(Goal) Determine how many lines contain the string "data" and reply with that number alone.

(Entries supplied)
▶
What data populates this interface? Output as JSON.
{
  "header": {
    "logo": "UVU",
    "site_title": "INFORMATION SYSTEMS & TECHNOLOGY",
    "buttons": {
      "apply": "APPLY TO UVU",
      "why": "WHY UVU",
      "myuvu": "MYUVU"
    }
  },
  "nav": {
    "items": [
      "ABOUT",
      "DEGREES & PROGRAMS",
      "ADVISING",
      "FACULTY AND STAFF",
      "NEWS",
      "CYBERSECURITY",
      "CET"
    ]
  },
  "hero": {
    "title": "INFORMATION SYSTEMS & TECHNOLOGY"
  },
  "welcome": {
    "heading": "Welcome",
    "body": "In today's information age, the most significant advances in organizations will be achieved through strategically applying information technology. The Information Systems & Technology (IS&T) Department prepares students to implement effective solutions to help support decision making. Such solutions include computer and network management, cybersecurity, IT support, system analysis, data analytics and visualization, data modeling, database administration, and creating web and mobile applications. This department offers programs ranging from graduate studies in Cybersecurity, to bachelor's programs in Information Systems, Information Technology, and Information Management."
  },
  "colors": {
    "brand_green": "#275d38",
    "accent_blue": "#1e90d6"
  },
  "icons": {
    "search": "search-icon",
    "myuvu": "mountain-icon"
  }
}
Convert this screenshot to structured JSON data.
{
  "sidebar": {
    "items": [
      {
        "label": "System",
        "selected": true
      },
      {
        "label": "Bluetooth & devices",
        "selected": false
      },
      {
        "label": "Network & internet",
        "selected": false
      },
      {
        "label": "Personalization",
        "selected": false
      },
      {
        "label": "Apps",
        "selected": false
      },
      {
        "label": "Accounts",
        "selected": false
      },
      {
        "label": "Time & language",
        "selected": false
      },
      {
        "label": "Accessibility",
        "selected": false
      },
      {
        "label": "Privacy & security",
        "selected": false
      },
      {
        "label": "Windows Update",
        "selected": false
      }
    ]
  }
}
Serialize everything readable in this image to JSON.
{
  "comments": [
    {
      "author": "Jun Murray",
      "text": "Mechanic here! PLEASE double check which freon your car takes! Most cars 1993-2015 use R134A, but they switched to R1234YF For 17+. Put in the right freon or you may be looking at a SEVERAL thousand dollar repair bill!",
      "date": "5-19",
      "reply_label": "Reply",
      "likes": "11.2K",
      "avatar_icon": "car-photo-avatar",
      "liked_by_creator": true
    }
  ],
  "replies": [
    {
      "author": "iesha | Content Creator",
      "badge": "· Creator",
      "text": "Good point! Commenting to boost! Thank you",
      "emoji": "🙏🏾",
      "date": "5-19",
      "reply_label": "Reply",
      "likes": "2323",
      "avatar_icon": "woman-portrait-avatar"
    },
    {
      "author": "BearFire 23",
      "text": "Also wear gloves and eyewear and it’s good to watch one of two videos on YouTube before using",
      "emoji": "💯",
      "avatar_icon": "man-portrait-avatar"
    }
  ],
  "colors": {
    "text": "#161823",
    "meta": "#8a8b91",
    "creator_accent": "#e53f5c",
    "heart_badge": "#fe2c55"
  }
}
◀
(Written answer) 3